> _Instructions for the task_
Copy every entry word for word. Skip the pictures.

> _Given data_
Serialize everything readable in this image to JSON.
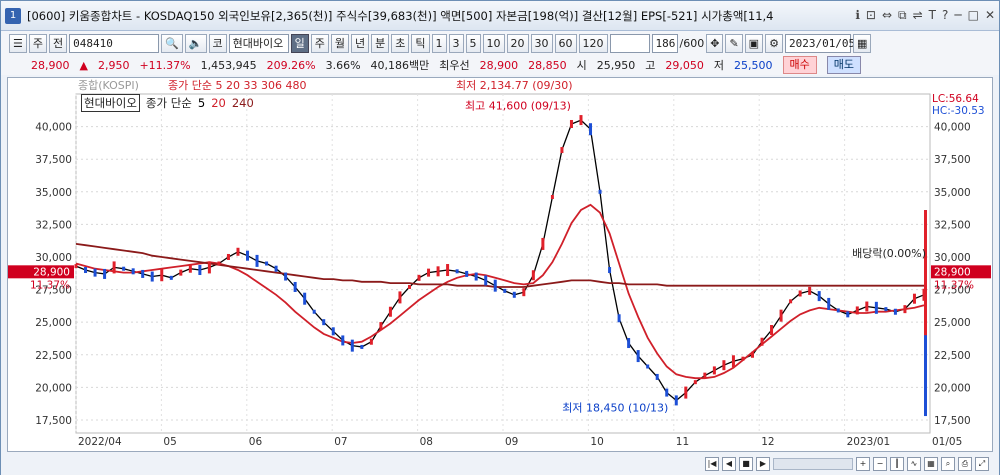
{
  "window": {
    "number": "1",
    "title": "[0600] 키움종합차트 - KOSDAQ150 외국인보유[2,365(천)] 주식수[39,683(천)] 액면[500] 자본금[198(억)] 결산[12월] EPS[-521] 시가총액[11,4"
  },
  "title_controls": [
    "ℹ",
    "⊡",
    "⇔",
    "⧉",
    "⇌",
    "T",
    "?",
    "─",
    "□",
    "✕"
  ],
  "toolbar": {
    "type": "주",
    "period_toggle": "전",
    "code": "048410",
    "name_prefix": "코",
    "stock_name": "현대바이오",
    "intervals": [
      "일",
      "주",
      "월",
      "년",
      "분",
      "초",
      "틱"
    ],
    "active_interval": "일",
    "minutes": [
      "1",
      "3",
      "5",
      "10",
      "20",
      "30",
      "60",
      "120"
    ],
    "count": "186",
    "count_total": "/600",
    "date": "2023/01/05"
  },
  "quote": {
    "price": "28,900",
    "arrow": "▲",
    "change": "2,950",
    "pct": "+11.37%",
    "volume": "1,453,945",
    "vol_ratio": "209.26%",
    "turnover": "3.66%",
    "amount": "40,186백만",
    "best_label": "최우선",
    "best_ask": "28,900",
    "best_bid": "28,850",
    "open_label": "시",
    "open": "25,950",
    "high_label": "고",
    "high": "29,050",
    "low_label": "저",
    "low": "25,500",
    "buy": "매수",
    "sell": "매도"
  },
  "chart_data": {
    "type": "line",
    "title": "현대바이오",
    "legend": [
      "종가 단순",
      "5",
      "20",
      "240"
    ],
    "x_labels": [
      "2022/04",
      "05",
      "06",
      "07",
      "08",
      "09",
      "10",
      "11",
      "12",
      "2023/01",
      "01/05"
    ],
    "y_ticks": [
      40000,
      37500,
      35000,
      32500,
      30000,
      27500,
      25000,
      22500,
      20000,
      17500
    ],
    "y_tick_labels": [
      "40,000",
      "37,500",
      "35,000",
      "32,500",
      "30,000",
      "27,500",
      "25,000",
      "22,500",
      "20,000",
      "17,500"
    ],
    "ylim": [
      16500,
      42500
    ],
    "last_price": 28900,
    "last_price_label": "28,900",
    "last_pct": "11.37%",
    "lc": "LC:56.64",
    "hc": "HC:-30.53",
    "high_note": "최고 41,600 (09/13)",
    "low_note": "최저 18,450 (10/13)",
    "dividend_note": "배당락(0.00%)",
    "top_cut_left": "종합(KOSPI)",
    "top_cut_mid": "종가 단순 5 20 33 306 480",
    "top_cut_right": "최저 2,134.77 (09/30)",
    "series": [
      {
        "name": "5",
        "color": "#000000",
        "values": [
          29300,
          29000,
          28800,
          28700,
          29200,
          29100,
          28900,
          28700,
          28500,
          28600,
          28400,
          28800,
          29100,
          29000,
          29200,
          29500,
          30000,
          30400,
          30100,
          29700,
          29500,
          29100,
          28500,
          27700,
          26800,
          25800,
          25000,
          24300,
          23600,
          23200,
          23100,
          23500,
          24700,
          25800,
          26900,
          27700,
          28400,
          28800,
          28900,
          29000,
          28900,
          28700,
          28500,
          28200,
          27800,
          27400,
          27100,
          27300,
          28600,
          31000,
          34600,
          38200,
          40200,
          40500,
          39800,
          35000,
          29000,
          25300,
          23400,
          22400,
          21600,
          20800,
          19600,
          19000,
          19600,
          20400,
          20900,
          21300,
          21700,
          22000,
          22200,
          22500,
          23500,
          24400,
          25500,
          26600,
          27200,
          27400,
          27000,
          26400,
          25900,
          25600,
          25900,
          26200,
          26100,
          26000,
          25800,
          26000,
          26800,
          27100
        ]
      },
      {
        "name": "20",
        "color": "#d0202a",
        "values": [
          29500,
          29300,
          29100,
          29000,
          28900,
          28800,
          28800,
          28900,
          29000,
          29100,
          29200,
          29300,
          29400,
          29500,
          29600,
          29500,
          29300,
          29000,
          28600,
          28100,
          27600,
          27100,
          26500,
          25800,
          25200,
          24600,
          24100,
          23800,
          23500,
          23400,
          23500,
          23900,
          24400,
          24900,
          25500,
          26100,
          26700,
          27200,
          27700,
          28100,
          28400,
          28600,
          28700,
          28600,
          28400,
          28200,
          28000,
          27900,
          28000,
          28600,
          29600,
          31000,
          32600,
          33600,
          34000,
          33400,
          31800,
          29500,
          27200,
          25400,
          23800,
          22600,
          21600,
          21000,
          20800,
          20700,
          20700,
          20800,
          21100,
          21500,
          22100,
          22700,
          23300,
          23900,
          24500,
          25100,
          25600,
          25900,
          26100,
          26000,
          25900,
          25800,
          25700,
          25700,
          25800,
          25800,
          25900,
          26000,
          26100,
          26300
        ]
      },
      {
        "name": "240",
        "color": "#8b1a1a",
        "values": [
          31000,
          30900,
          30800,
          30700,
          30600,
          30500,
          30400,
          30300,
          30100,
          30000,
          29900,
          29800,
          29700,
          29600,
          29500,
          29400,
          29300,
          29200,
          29100,
          29000,
          28900,
          28800,
          28700,
          28600,
          28500,
          28400,
          28300,
          28300,
          28200,
          28200,
          28100,
          28100,
          28100,
          28000,
          28000,
          28000,
          27900,
          27900,
          27900,
          27900,
          27800,
          27800,
          27800,
          27800,
          27700,
          27700,
          27700,
          27700,
          27800,
          27900,
          28000,
          28100,
          28200,
          28200,
          28200,
          28100,
          28000,
          28000,
          27900,
          27900,
          27900,
          27900,
          27800,
          27800,
          27800,
          27800,
          27800,
          27800,
          27800,
          27800,
          27800,
          27800,
          27800,
          27800,
          27800,
          27800,
          27800,
          27800,
          27800,
          27800,
          27800,
          27800,
          27800,
          27800,
          27800,
          27800,
          27800,
          27800,
          27800,
          27800
        ]
      }
    ]
  }
}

> _Response_
Serialize everything readable in this image to JSON.
{
  "window": {
    "number": "1",
    "title": "[0600] 키움종합차트 - KOSDAQ150 외국인보유[2,365(천)] 주식수[39,683(천)] 액면[500] 자본금[198(억)] 결산[12월] EPS[-521] 시가총액[11,4"
  },
  "title_controls": [
    "ℹ",
    "⊡",
    "⇔",
    "⧉",
    "⇌",
    "T",
    "?",
    "─",
    "□",
    "✕"
  ],
  "toolbar": {
    "type": "주",
    "period_toggle": "전",
    "code": "048410",
    "name_prefix": "코",
    "stock_name": "현대바이오",
    "intervals": [
      "일",
      "주",
      "월",
      "년",
      "분",
      "초",
      "틱"
    ],
    "active_interval": "일",
    "minutes": [
      "1",
      "3",
      "5",
      "10",
      "20",
      "30",
      "60",
      "120"
    ],
    "count": "186",
    "count_total": "/600",
    "date": "2023/01/05"
  },
  "quote": {
    "price": "28,900",
    "arrow": "▲",
    "change": "2,950",
    "pct": "+11.37%",
    "volume": "1,453,945",
    "vol_ratio": "209.26%",
    "turnover": "3.66%",
    "amount": "40,186백만",
    "best_label": "최우선",
    "best_ask": "28,900",
    "best_bid": "28,850",
    "open_label": "시",
    "open": "25,950",
    "high_label": "고",
    "high": "29,050",
    "low_label": "저",
    "low": "25,500",
    "buy": "매수",
    "sell": "매도"
  },
  "chart_data": {
    "type": "line",
    "title": "현대바이오",
    "legend": [
      "종가 단순",
      "5",
      "20",
      "240"
    ],
    "x_labels": [
      "2022/04",
      "05",
      "06",
      "07",
      "08",
      "09",
      "10",
      "11",
      "12",
      "2023/01",
      "01/05"
    ],
    "y_ticks": [
      40000,
      37500,
      35000,
      32500,
      30000,
      27500,
      25000,
      22500,
      20000,
      17500
    ],
    "y_tick_labels": [
      "40,000",
      "37,500",
      "35,000",
      "32,500",
      "30,000",
      "27,500",
      "25,000",
      "22,500",
      "20,000",
      "17,500"
    ],
    "ylim": [
      16500,
      42500
    ],
    "last_price": 28900,
    "last_price_label": "28,900",
    "last_pct": "11.37%",
    "lc": "LC:56.64",
    "hc": "HC:-30.53",
    "high_note": "최고 41,600 (09/13)",
    "low_note": "최저 18,450 (10/13)",
    "dividend_note": "배당락(0.00%)",
    "top_cut_left": "종합(KOSPI)",
    "top_cut_mid": "종가 단순 5 20 33 306 480",
    "top_cut_right": "최저 2,134.77 (09/30)",
    "series": [
      {
        "name": "5",
        "color": "#000000",
        "values": [
          29300,
          29000,
          28800,
          28700,
          29200,
          29100,
          28900,
          28700,
          28500,
          28600,
          28400,
          28800,
          29100,
          29000,
          29200,
          29500,
          30000,
          30400,
          30100,
          29700,
          29500,
          29100,
          28500,
          27700,
          26800,
          25800,
          25000,
          24300,
          23600,
          23200,
          23100,
          23500,
          24700,
          25800,
          26900,
          27700,
          28400,
          28800,
          28900,
          29000,
          28900,
          28700,
          28500,
          28200,
          27800,
          27400,
          27100,
          27300,
          28600,
          31000,
          34600,
          38200,
          40200,
          40500,
          39800,
          35000,
          29000,
          25300,
          23400,
          22400,
          21600,
          20800,
          19600,
          19000,
          19600,
          20400,
          20900,
          21300,
          21700,
          22000,
          22200,
          22500,
          23500,
          24400,
          25500,
          26600,
          27200,
          27400,
          27000,
          26400,
          25900,
          25600,
          25900,
          26200,
          26100,
          26000,
          25800,
          26000,
          26800,
          27100
        ]
      },
      {
        "name": "20",
        "color": "#d0202a",
        "values": [
          29500,
          29300,
          29100,
          29000,
          28900,
          28800,
          28800,
          28900,
          29000,
          29100,
          29200,
          29300,
          29400,
          29500,
          29600,
          29500,
          29300,
          29000,
          28600,
          28100,
          27600,
          27100,
          26500,
          25800,
          25200,
          24600,
          24100,
          23800,
          23500,
          23400,
          23500,
          23900,
          24400,
          24900,
          25500,
          26100,
          26700,
          27200,
          27700,
          28100,
          28400,
          28600,
          28700,
          28600,
          28400,
          28200,
          28000,
          27900,
          28000,
          28600,
          29600,
          31000,
          32600,
          33600,
          34000,
          33400,
          31800,
          29500,
          27200,
          25400,
          23800,
          22600,
          21600,
          21000,
          20800,
          20700,
          20700,
          20800,
          21100,
          21500,
          22100,
          22700,
          23300,
          23900,
          24500,
          25100,
          25600,
          25900,
          26100,
          26000,
          25900,
          25800,
          25700,
          25700,
          25800,
          25800,
          25900,
          26000,
          26100,
          26300
        ]
      },
      {
        "name": "240",
        "color": "#8b1a1a",
        "values": [
          31000,
          30900,
          30800,
          30700,
          30600,
          30500,
          30400,
          30300,
          30100,
          30000,
          29900,
          29800,
          29700,
          29600,
          29500,
          29400,
          29300,
          29200,
          29100,
          29000,
          28900,
          28800,
          28700,
          28600,
          28500,
          28400,
          28300,
          28300,
          28200,
          28200,
          28100,
          28100,
          28100,
          28000,
          28000,
          28000,
          27900,
          27900,
          27900,
          27900,
          27800,
          27800,
          27800,
          27800,
          27700,
          27700,
          27700,
          27700,
          27800,
          27900,
          28000,
          28100,
          28200,
          28200,
          28200,
          28100,
          28000,
          28000,
          27900,
          27900,
          27900,
          27900,
          27800,
          27800,
          27800,
          27800,
          27800,
          27800,
          27800,
          27800,
          27800,
          27800,
          27800,
          27800,
          27800,
          27800,
          27800,
          27800,
          27800,
          27800,
          27800,
          27800,
          27800,
          27800,
          27800,
          27800,
          27800,
          27800,
          27800,
          27800
        ]
      }
    ]
  }
}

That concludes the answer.